**Record set**:
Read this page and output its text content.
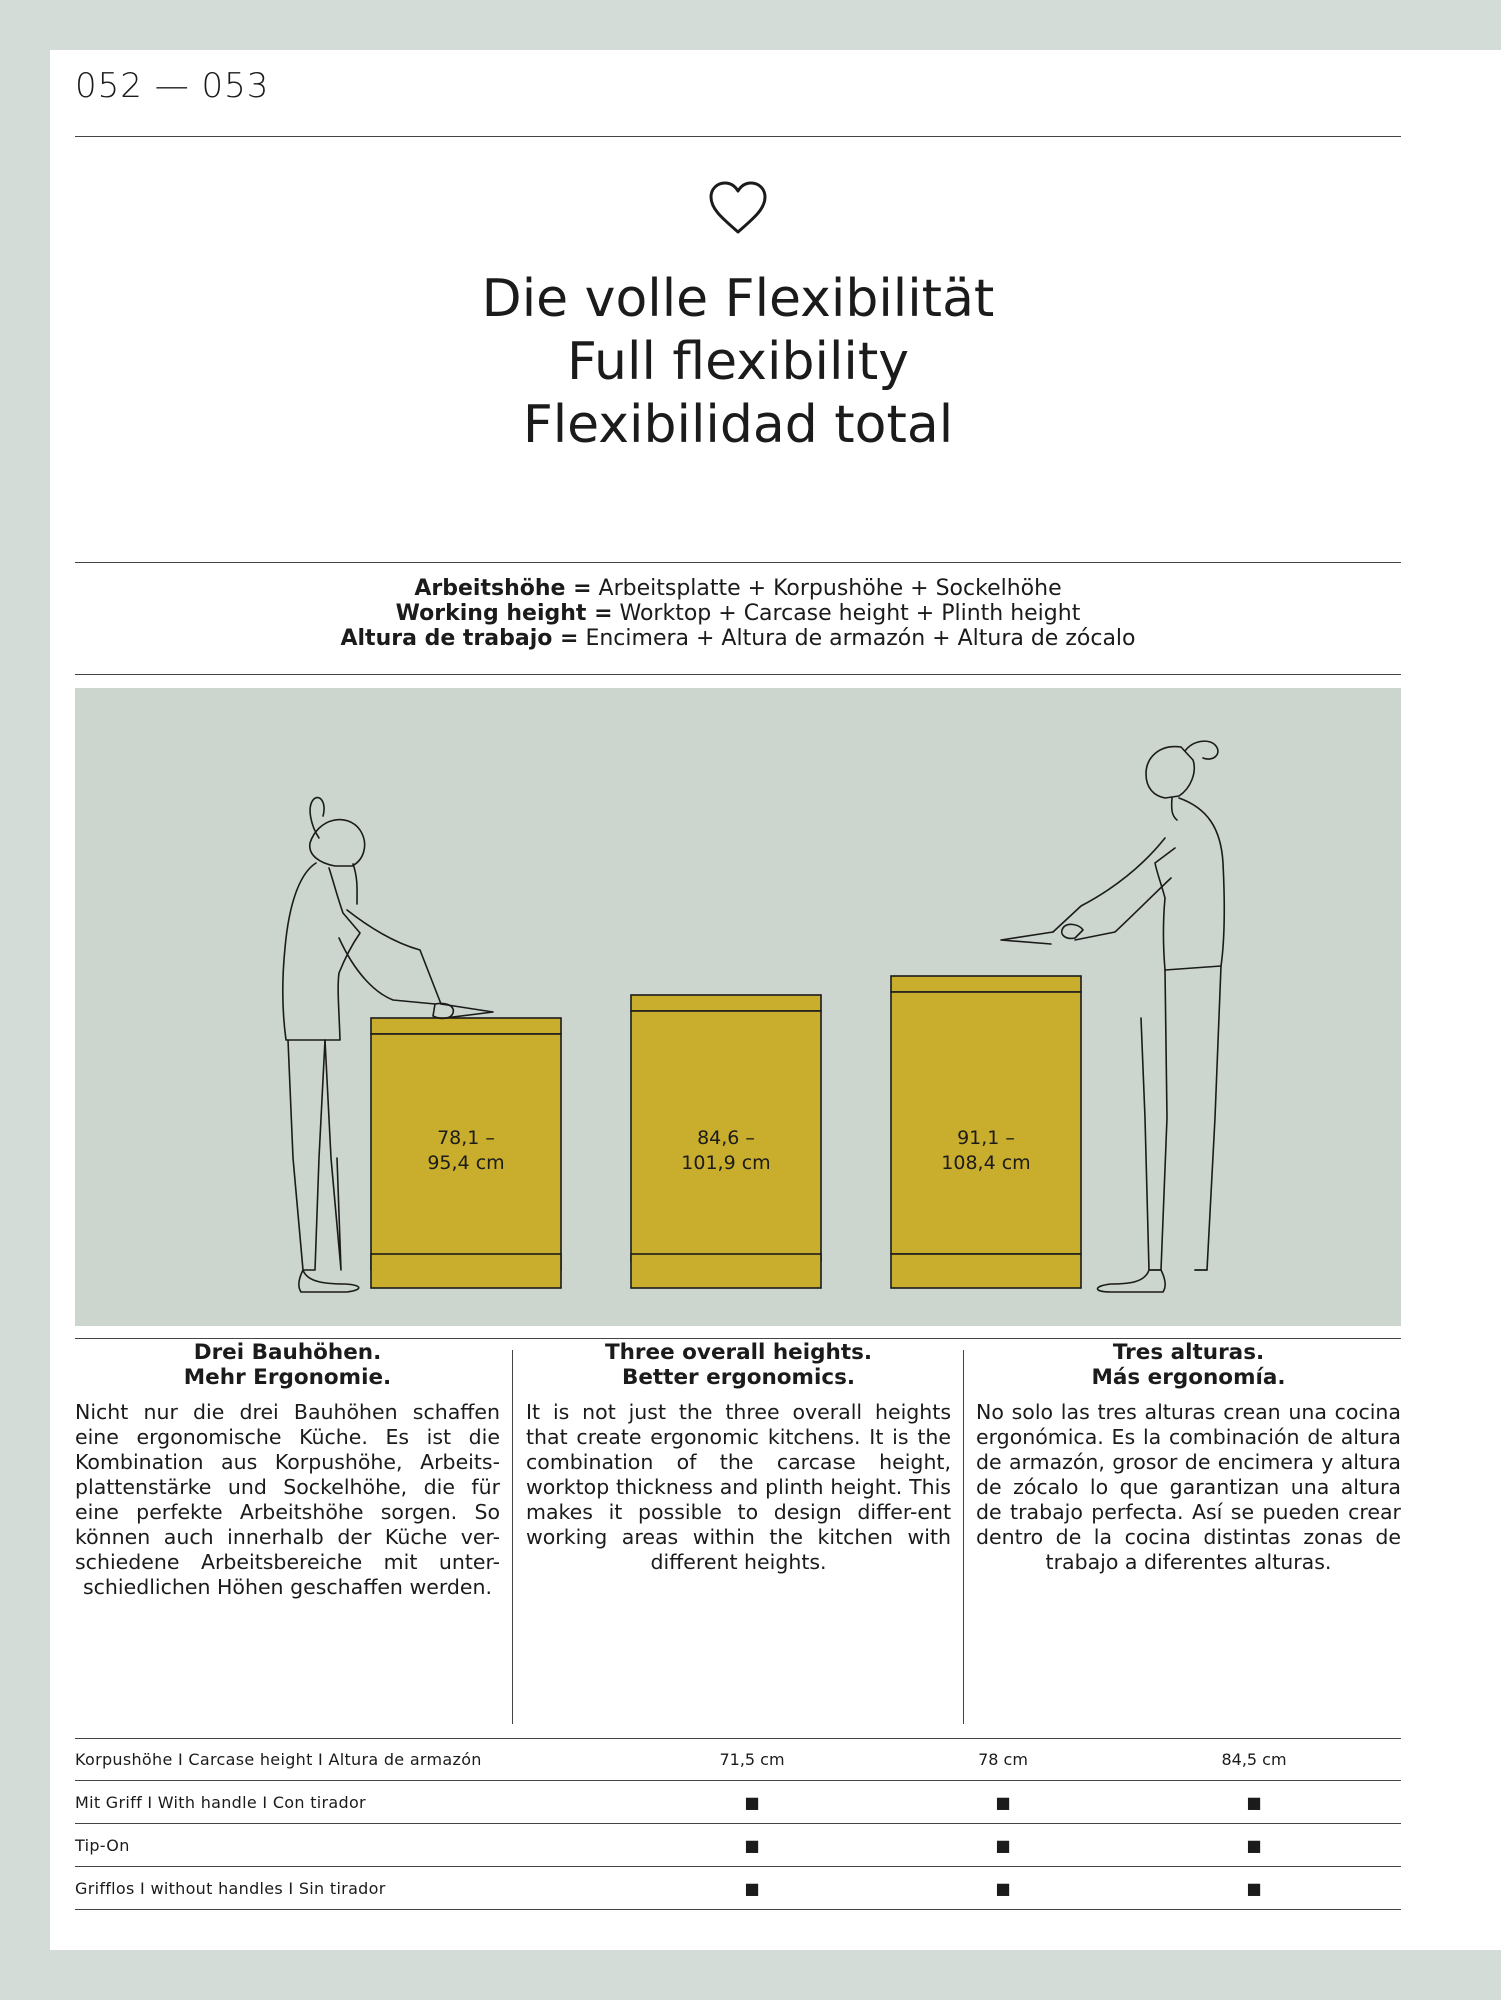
052 — 053
Die volle Flexibilität
Full flexibility
Flexibilidad total
Arbeitshöhe = Arbeitsplatte + Korpushöhe + Sockelhöhe
Working height = Worktop + Carcase height + Plinth height
Altura de trabajo = Encimera + Altura de armazón + Altura de zócalo
78,1 –
95,4 cm
84,6 –
101,9 cm
91,1 –
108,4 cm
Drei Bauhöhen.
Mehr Ergonomie.

Nicht nur die drei Bauhöhen schaffen eine ergonomische Küche. Es ist die Kombination aus Korpushöhe, Arbeits-plattenstärke und Sockelhöhe, die für eine perfekte Arbeitshöhe sorgen. So können auch innerhalb der Küche ver-schiedene Arbeitsbereiche mit unter-schiedlichen Höhen geschaffen werden.

Three overall heights.
Better ergonomics.

It is not just the three overall heights that create ergonomic kitchens. It is the combination of the carcase height, worktop thickness and plinth height. This makes it possible to design differ-ent working areas within the kitchen with different heights.

Tres alturas.
Más ergonomía.

No solo las tres alturas crean una cocina ergonómica. Es la combinación de altura de armazón, grosor de encimera y altura de zócalo lo que garantizan una altura de trabajo perfecta. Así se pueden crear dentro de la cocina distintas zonas de trabajo a diferentes alturas.

Korpushöhe I Carcase height I Altura de armazón	71,5 cm	78 cm	84,5 cm
Mit Griff I With handle I Con tirador	■	■	■
Tip-On	■	■	■
Grifflos I without handles I Sin tirador	■	■	■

**Task requirements**: Tally the lines of the records holding the word "heights", then give only the resulting number.

**Exercise output**: 2